DO THIS> Below you will find a set of lines. Repeat them all exactly.

PROVIDED DATA>
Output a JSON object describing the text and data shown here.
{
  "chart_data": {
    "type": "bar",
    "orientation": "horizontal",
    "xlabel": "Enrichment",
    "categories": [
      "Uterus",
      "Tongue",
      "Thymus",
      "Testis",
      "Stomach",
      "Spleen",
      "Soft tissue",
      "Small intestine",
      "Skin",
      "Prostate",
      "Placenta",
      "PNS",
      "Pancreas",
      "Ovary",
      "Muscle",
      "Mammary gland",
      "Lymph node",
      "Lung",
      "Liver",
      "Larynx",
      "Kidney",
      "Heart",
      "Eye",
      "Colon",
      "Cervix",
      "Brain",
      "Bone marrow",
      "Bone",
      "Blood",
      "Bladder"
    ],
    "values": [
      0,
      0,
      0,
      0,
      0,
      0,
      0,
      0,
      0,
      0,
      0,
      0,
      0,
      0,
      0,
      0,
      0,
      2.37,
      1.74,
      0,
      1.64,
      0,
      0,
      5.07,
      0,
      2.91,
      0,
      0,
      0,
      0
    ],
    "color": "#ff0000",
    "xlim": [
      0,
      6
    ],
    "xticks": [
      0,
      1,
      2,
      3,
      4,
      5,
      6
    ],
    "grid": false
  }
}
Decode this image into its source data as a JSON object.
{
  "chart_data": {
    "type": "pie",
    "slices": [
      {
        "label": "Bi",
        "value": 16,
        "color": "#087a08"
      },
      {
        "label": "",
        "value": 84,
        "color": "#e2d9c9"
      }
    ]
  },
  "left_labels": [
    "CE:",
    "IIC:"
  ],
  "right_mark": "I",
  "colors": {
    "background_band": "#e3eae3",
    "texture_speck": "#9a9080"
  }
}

CORRECT RESULT>
Output a JSON object describing the text and data shown here.
{
  "chart_data": {
    "type": "bar",
    "orientation": "horizontal",
    "xlabel": "Enrichment",
    "categories": [
      "Uterus",
      "Tongue",
      "Thymus",
      "Testis",
      "Stomach",
      "Spleen",
      "Soft tissue",
      "Small intestine",
      "Skin",
      "Prostate",
      "Placenta",
      "PNS",
      "Pancreas",
      "Ovary",
      "Muscle",
      "Mammary gland",
      "Lymph node",
      "Lung",
      "Liver",
      "Larynx",
      "Kidney",
      "Heart",
      "Eye",
      "Colon",
      "Cervix",
      "Brain",
      "Bone marrow",
      "Bone",
      "Blood",
      "Bladder"
    ],
    "values": [
      0,
      0,
      0,
      0,
      0,
      0,
      0,
      0,
      0,
      0,
      0,
      0,
      0,
      0,
      0,
      0,
      0,
      2.37,
      1.74,
      0,
      1.64,
      0,
      0,
      5.07,
      0,
      2.91,
      0,
      0,
      0,
      0
    ],
    "color": "#ff0000",
    "xlim": [
      0,
      6
    ],
    "xticks": [
      0,
      1,
      2,
      3,
      4,
      5,
      6
    ],
    "grid": false
  }
}
Decode this image into its source data as a JSON object.
{
  "chart_data": {
    "type": "pie",
    "slices": [
      {
        "label": "Bi",
        "value": 16,
        "color": "#087a08"
      },
      {
        "label": "",
        "value": 84,
        "color": "#e2d9c9"
      }
    ]
  },
  "left_labels": [
    "CE:",
    "IIC:"
  ],
  "right_mark": "I",
  "colors": {
    "background_band": "#e3eae3",
    "texture_speck": "#9a9080"
  }
}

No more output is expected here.